Aim: Return the records in full, exactly as given.

---+---

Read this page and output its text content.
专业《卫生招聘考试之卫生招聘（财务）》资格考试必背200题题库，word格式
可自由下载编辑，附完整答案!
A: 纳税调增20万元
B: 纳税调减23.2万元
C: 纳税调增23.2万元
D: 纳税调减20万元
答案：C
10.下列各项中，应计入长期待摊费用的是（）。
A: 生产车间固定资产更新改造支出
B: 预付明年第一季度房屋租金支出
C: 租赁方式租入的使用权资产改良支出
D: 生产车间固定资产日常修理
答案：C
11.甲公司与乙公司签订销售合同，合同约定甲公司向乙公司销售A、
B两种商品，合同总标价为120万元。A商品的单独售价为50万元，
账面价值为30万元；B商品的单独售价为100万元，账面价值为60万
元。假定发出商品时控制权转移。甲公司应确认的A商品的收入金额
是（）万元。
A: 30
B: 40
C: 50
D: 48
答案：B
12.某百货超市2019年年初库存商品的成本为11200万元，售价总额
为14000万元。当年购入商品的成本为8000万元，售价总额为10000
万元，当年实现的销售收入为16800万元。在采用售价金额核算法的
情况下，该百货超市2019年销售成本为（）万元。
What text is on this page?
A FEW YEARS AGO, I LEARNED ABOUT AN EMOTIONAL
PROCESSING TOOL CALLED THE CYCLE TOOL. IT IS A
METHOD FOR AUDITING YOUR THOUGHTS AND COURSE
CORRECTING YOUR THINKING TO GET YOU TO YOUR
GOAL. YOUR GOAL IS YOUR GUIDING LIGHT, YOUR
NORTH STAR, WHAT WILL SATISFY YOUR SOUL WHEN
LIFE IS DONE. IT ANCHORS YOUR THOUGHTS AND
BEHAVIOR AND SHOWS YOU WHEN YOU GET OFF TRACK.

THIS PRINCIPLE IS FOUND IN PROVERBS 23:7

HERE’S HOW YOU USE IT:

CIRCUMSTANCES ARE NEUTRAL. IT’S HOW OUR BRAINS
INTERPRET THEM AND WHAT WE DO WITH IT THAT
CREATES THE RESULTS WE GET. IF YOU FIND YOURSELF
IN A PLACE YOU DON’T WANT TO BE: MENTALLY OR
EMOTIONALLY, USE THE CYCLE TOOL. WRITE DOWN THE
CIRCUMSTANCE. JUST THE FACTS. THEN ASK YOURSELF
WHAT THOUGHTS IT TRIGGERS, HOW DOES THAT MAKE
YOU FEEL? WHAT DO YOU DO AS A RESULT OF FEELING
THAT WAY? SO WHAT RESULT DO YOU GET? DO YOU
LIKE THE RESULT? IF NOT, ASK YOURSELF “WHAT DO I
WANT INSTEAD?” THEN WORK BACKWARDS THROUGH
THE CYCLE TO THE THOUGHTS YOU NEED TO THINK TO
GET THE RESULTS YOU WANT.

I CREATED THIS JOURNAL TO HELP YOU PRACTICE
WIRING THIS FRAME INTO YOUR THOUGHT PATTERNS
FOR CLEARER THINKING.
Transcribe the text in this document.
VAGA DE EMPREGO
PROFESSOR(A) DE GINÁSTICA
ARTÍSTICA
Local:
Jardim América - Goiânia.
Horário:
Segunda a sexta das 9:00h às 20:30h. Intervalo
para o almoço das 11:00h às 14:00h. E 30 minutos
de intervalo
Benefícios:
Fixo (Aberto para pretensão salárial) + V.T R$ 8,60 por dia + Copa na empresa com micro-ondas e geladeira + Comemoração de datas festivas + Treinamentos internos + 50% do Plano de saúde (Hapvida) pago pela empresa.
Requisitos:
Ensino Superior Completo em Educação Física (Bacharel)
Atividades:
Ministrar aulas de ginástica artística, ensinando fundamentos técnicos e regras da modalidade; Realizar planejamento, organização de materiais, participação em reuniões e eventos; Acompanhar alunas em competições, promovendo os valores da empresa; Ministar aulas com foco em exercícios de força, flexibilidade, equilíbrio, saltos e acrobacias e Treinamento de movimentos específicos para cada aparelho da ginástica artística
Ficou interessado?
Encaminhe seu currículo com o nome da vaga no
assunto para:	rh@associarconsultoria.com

---+---

Result:
Read this page and output its text content.
专业《卫生招聘考试之卫生招聘（财务）》资格考试必背200题题库，word格式
可自由下载编辑，附完整答案!
A: 纳税调增20万元
B: 纳税调减23.2万元
C: 纳税调增23.2万元
D: 纳税调减20万元
答案：C
10.下列各项中，应计入长期待摊费用的是（）。
A: 生产车间固定资产更新改造支出
B: 预付明年第一季度房屋租金支出
C: 租赁方式租入的使用权资产改良支出
D: 生产车间固定资产日常修理
答案：C
11.甲公司与乙公司签订销售合同，合同约定甲公司向乙公司销售A、
B两种商品，合同总标价为120万元。A商品的单独售价为50万元，
账面价值为30万元；B商品的单独售价为100万元，账面价值为60万
元。假定发出商品时控制权转移。甲公司应确认的A商品的收入金额
是（）万元。
A: 30
B: 40
C: 50
D: 48
答案：B
12.某百货超市2019年年初库存商品的成本为11200万元，售价总额
为14000万元。当年购入商品的成本为8000万元，售价总额为10000
万元，当年实现的销售收入为16800万元。在采用售价金额核算法的
情况下，该百货超市2019年销售成本为（）万元。
What text is on this page?
A FEW YEARS AGO, I LEARNED ABOUT AN EMOTIONAL
PROCESSING TOOL CALLED THE CYCLE TOOL. IT IS A
METHOD FOR AUDITING YOUR THOUGHTS AND COURSE
CORRECTING YOUR THINKING TO GET YOU TO YOUR
GOAL. YOUR GOAL IS YOUR GUIDING LIGHT, YOUR
NORTH STAR, WHAT WILL SATISFY YOUR SOUL WHEN
LIFE IS DONE. IT ANCHORS YOUR THOUGHTS AND
BEHAVIOR AND SHOWS YOU WHEN YOU GET OFF TRACK.

THIS PRINCIPLE IS FOUND IN PROVERBS 23:7

HERE’S HOW YOU USE IT:

CIRCUMSTANCES ARE NEUTRAL. IT’S HOW OUR BRAINS
INTERPRET THEM AND WHAT WE DO WITH IT THAT
CREATES THE RESULTS WE GET. IF YOU FIND YOURSELF
IN A PLACE YOU DON’T WANT TO BE: MENTALLY OR
EMOTIONALLY, USE THE CYCLE TOOL. WRITE DOWN THE
CIRCUMSTANCE. JUST THE FACTS. THEN ASK YOURSELF
WHAT THOUGHTS IT TRIGGERS, HOW DOES THAT MAKE
YOU FEEL? WHAT DO YOU DO AS A RESULT OF FEELING
THAT WAY? SO WHAT RESULT DO YOU GET? DO YOU
LIKE THE RESULT? IF NOT, ASK YOURSELF “WHAT DO I
WANT INSTEAD?” THEN WORK BACKWARDS THROUGH
THE CYCLE TO THE THOUGHTS YOU NEED TO THINK TO
GET THE RESULTS YOU WANT.

I CREATED THIS JOURNAL TO HELP YOU PRACTICE
WIRING THIS FRAME INTO YOUR THOUGHT PATTERNS
FOR CLEARER THINKING.
Transcribe the text in this document.
VAGA DE EMPREGO
PROFESSOR(A) DE GINÁSTICA
ARTÍSTICA
Local:
Jardim América - Goiânia.
Horário:
Segunda a sexta das 9:00h às 20:30h. Intervalo
para o almoço das 11:00h às 14:00h. E 30 minutos
de intervalo
Benefícios:
Fixo (Aberto para pretensão salárial) + V.T R$ 8,60 por dia + Copa na empresa com micro-ondas e geladeira + Comemoração de datas festivas + Treinamentos internos + 50% do Plano de saúde (Hapvida) pago pela empresa.
Requisitos:
Ensino Superior Completo em Educação Física (Bacharel)
Atividades:
Ministrar aulas de ginástica artística, ensinando fundamentos técnicos e regras da modalidade; Realizar planejamento, organização de materiais, participação em reuniões e eventos; Acompanhar alunas em competições, promovendo os valores da empresa; Ministar aulas com foco em exercícios de força, flexibilidade, equilíbrio, saltos e acrobacias e Treinamento de movimentos específicos para cada aparelho da ginástica artística
Ficou interessado?
Encaminhe seu currículo com o nome da vaga no
assunto para:	rh@associarconsultoria.com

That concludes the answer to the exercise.